→ EXTRACT TO READ:
============

Dr. Rocha-Singh: As physicians, we are never satisfied with the results we get, but we are still not able to answer the question, “What is the failure mode of DEBs?” We discussed the issue of vessel wall calcium, but to address Dr. Schneider’s point, we don’t even have a validated calcium score that we can use in the periphery. We’re starting to work on developing a validated calcium score that is tied to acute procedural and 30-day outcomes, but that will take a great deal of time.

I think that Dr. Tepe and Professor Zeller are going to educate a lot of us about these dichotomies between intimal calcium—which you can treat with atherectomy— and medial calcification, which we might not be able to treat.

Dr. Tepe: I think more effort will need to be spent on the dose issue. In our first study, the THUNDER trial, we looked into the data and saw that the crossover procedures did not do as well as the antegrade ones. What might be the reason for this? One possibility is that in the first version of the device, some of the drug was stuck in the sheath because it was less sophisticated than the current devices.

Dr. Rocha-Singh: How do you treat DEB failures?

Dr. Tepe: I have only had rare failures, but I treated several DEB failures of ISR with a double dose of pacli-taxel by using two balloons at the same location.

Dr. Rocha-Singh: Let’s say that instead of ISR, you have a native vessel with a 7-cm lesion with moderate calcification, but some time after treating that lesion with a DEB, a focal stenosis returned. Would you just use POBA or another DEB?

Dr. Tepe: There are essentially two different approaches. One approach is to prepare the vessel with atherectomy and then increase the dose, by using more DEBs inflated in the same location. The other option is to decide that I cannot help this patient with DEB technology and try using a covered stent graft to fence the lesion. Of course, if neither of those options works, bypass surgery is also an option.

DISSECTIONS AND STENTING

Defining flow-limiting dissections, provisional stenting, and the difference in approach to dissections with POBA versus DEBs.

EVT: One of the grounds for bailout stenting has been flow-limiting dissection. Do we have a definition that’s been serviceable? Is there an objective test to determine when a dissection is “flow limiting”?

Dr. Schneider: We have a partial working definition because of the coronary experience, but we do not have a good handle on it in the periphery, in my opinion. We are attempting to apply the coronary grading system (which is based on short lesions in a 2- to 3.5-mm artery) to the peripheral arteries. Therefore, our current grading system is only a start; we skipped directly from noting that the lesion is dissected to putting in stents, without first assessing the severity or the clinical significance of the dissection. So now we are in an era where we’re trying to discern the difference and relative value of mechanical support (from a stent or a Tack) and the medication that is applied via DEBs for the goal of long-term diminishment of neointimal growth.

Dr. Rocha-Singh: There is a standard scale for flow dissection, but many doctors don’t know the difference between a C and a D or an F based on whether there is a combination of dissection, or if it is spiral, or if there is subintimal hematoma. A big component of that analysis is the extent of the runoff.

============

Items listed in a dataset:
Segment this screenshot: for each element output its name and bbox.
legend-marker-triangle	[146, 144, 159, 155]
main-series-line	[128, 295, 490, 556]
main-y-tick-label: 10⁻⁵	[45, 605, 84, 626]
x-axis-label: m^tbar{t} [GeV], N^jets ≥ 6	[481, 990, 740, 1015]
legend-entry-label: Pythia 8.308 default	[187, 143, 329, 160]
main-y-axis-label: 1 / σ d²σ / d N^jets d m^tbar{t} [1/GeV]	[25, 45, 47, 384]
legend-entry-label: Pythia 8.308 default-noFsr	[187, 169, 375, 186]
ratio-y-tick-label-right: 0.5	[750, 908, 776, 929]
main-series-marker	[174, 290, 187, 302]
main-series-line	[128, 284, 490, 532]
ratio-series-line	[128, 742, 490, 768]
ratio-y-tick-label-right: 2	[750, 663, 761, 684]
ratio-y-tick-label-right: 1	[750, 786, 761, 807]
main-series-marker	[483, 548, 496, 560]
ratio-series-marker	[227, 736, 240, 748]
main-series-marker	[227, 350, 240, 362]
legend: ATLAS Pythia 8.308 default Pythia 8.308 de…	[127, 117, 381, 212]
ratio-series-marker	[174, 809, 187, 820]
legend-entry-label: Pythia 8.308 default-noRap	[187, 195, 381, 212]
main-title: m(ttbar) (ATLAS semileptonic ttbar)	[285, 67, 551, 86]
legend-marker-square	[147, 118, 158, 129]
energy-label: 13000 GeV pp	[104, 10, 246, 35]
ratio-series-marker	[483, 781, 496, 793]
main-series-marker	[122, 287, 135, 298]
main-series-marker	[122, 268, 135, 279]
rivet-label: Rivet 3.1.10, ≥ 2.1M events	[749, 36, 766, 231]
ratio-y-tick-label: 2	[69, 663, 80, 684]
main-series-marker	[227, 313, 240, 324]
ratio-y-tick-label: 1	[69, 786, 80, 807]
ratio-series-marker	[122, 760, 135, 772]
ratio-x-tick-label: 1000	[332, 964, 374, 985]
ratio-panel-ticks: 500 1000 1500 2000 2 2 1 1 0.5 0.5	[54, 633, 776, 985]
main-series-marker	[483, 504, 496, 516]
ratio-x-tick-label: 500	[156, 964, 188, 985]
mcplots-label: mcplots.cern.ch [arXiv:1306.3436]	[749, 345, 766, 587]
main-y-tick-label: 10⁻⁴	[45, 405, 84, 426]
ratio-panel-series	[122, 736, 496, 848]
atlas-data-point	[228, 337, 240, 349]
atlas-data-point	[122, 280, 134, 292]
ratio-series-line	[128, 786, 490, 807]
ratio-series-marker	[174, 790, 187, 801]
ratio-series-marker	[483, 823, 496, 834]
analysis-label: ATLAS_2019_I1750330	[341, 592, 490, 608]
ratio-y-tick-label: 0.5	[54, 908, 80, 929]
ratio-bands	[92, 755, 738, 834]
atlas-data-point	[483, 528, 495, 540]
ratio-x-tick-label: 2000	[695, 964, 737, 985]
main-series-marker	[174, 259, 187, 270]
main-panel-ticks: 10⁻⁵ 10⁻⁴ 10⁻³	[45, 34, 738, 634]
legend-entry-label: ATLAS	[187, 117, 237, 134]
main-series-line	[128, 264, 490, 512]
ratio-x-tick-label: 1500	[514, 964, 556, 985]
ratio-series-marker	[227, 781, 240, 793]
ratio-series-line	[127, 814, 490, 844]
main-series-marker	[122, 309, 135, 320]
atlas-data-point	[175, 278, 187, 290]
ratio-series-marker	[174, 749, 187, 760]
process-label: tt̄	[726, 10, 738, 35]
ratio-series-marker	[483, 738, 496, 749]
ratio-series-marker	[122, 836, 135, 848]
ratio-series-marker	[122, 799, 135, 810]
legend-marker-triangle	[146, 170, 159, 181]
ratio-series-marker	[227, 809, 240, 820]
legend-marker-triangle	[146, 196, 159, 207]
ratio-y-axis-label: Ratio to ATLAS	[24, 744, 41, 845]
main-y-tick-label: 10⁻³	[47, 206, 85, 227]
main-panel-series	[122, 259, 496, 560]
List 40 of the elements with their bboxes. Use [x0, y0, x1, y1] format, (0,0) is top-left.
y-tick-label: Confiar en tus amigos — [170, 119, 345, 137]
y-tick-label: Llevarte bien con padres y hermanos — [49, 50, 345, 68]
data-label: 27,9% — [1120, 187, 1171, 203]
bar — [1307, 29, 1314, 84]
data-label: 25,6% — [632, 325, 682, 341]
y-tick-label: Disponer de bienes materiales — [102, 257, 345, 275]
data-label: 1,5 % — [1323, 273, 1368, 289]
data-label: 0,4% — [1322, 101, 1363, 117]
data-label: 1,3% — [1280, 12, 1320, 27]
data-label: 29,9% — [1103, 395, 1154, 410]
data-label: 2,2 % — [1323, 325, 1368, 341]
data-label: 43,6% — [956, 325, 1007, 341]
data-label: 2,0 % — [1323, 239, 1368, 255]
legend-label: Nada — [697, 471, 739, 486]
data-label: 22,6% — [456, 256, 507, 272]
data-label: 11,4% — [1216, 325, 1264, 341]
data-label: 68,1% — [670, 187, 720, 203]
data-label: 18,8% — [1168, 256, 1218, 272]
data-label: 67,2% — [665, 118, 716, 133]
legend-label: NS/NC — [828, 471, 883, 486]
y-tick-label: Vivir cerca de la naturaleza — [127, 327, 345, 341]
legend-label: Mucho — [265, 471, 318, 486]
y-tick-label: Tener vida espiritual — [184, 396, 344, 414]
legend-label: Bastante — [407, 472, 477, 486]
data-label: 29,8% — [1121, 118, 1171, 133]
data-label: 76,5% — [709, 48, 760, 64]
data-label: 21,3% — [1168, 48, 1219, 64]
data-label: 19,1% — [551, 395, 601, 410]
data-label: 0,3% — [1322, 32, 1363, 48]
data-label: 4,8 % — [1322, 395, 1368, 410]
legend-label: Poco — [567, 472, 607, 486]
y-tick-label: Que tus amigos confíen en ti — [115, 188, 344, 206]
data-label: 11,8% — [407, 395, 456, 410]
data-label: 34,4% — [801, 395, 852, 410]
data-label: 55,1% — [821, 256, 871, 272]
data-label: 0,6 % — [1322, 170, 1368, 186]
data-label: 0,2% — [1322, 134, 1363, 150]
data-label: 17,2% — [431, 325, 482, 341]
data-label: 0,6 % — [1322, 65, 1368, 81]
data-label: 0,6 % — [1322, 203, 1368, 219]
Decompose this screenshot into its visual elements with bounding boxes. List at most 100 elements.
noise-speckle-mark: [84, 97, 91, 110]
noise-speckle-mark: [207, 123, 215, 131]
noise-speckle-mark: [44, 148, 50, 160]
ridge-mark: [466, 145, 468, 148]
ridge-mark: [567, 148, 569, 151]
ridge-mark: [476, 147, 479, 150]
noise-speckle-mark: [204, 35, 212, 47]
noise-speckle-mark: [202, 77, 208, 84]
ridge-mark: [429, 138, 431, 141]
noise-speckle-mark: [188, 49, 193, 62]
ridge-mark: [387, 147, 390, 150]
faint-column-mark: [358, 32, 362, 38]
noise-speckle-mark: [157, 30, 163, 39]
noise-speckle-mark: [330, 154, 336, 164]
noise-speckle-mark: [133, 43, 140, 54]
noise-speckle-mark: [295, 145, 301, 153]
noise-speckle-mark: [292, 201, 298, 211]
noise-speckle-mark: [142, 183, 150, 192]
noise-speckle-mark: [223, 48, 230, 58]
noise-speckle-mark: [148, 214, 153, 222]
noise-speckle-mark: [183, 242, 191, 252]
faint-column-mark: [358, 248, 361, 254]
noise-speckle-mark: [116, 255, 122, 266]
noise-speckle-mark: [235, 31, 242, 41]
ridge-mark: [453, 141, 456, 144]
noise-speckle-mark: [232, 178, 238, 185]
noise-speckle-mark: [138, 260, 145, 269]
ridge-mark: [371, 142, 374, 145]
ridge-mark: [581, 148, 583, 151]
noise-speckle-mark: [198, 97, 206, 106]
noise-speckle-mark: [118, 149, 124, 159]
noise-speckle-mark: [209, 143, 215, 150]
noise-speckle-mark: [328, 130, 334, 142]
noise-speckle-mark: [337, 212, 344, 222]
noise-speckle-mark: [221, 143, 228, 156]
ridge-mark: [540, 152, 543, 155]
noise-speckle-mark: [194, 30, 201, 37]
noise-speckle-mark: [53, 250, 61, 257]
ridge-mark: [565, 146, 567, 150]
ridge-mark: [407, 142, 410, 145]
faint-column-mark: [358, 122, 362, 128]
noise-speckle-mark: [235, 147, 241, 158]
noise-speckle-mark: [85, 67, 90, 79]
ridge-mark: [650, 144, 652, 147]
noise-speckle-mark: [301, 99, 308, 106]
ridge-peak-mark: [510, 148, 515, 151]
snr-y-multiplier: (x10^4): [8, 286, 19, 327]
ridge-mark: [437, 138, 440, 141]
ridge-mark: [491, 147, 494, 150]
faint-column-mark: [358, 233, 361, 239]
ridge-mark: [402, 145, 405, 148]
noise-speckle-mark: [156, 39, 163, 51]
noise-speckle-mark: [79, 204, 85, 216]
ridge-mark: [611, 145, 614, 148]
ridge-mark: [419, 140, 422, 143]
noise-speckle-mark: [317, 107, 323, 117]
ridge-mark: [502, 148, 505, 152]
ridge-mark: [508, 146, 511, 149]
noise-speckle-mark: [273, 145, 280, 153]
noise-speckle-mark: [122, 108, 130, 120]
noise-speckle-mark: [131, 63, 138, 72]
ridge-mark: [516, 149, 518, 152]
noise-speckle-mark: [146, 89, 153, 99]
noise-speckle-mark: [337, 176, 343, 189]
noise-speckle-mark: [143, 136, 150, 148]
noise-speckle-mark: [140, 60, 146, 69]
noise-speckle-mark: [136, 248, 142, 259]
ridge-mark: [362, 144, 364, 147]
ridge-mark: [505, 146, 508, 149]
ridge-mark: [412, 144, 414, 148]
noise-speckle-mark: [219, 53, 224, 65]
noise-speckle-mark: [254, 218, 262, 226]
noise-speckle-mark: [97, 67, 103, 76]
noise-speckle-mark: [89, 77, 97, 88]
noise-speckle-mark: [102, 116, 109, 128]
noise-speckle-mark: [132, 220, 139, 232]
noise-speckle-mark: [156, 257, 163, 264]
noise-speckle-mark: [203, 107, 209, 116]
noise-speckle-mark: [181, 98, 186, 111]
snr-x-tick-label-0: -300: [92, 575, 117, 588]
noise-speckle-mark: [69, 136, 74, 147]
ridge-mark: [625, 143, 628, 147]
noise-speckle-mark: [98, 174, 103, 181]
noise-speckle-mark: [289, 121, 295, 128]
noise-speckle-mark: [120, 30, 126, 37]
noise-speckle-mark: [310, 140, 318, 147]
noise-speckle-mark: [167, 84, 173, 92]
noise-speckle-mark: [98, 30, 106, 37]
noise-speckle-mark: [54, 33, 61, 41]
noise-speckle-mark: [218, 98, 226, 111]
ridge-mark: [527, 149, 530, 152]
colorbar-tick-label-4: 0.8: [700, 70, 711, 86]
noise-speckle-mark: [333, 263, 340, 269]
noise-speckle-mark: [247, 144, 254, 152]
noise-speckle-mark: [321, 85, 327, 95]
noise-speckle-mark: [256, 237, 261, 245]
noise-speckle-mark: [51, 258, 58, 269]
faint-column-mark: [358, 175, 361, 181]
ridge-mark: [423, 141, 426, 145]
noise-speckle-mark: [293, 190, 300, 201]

============

→ WORK TASK 1:
Answer these from the DEB discussion:
(a) In the THUNDER trial, how did crossover procedures compare with antegrade ones?
(b) How did Dr. Tepe treat several DEB failures of ISR?
(c) According to Dr. Rocha-Singh, what is a big component of the analysis of flow dissection?
→ WORK TASK 2: Continue the DEB discussion from the point where it stops.
These rows have no connection to the DEB discussion.

→ ANSWER SECTION 1:
(a) The crossover procedures did not do as well as the antegrade ones.
(b) With a double dose of paclitaxel, using two balloons at the same location.
(c) The extent of the runoff.

→ ANSWER SECTION 2:
I have learned a lot from my European colleagues watching live DEB cases at LINC and seeing clinicians leaving these horrendous angiographic results, but then they would show the angiogram 6 months later, and the DEB segment was patent. That has been a big concern as DEB technology comes to the United States because our doctors are accustomed to seeking a stent-like result in all procedures and may insist on the same from DEB procedures. That becomes problematic because it usually means that you have to put in a 4-F catheter and do simultaneous pressure gradients, so it’s an added step to remove subjectivity and basically defines a device failure before provisional stenting.

Dr. Tepe: We analyzed the first data from THUNDER, where we left those dissections alone and opted not to stent, and we found that with low-grade dissections—A, B, and C—it doesn’t really matter if you have a DEB or non-DEB. If a dissection is more severe, and you don’t treat with a DEB, the likelihood of having a restenosis is 100%. By contrast, with DEB technology, we have far less chance of restenosis; it appears to be melting away those dissections.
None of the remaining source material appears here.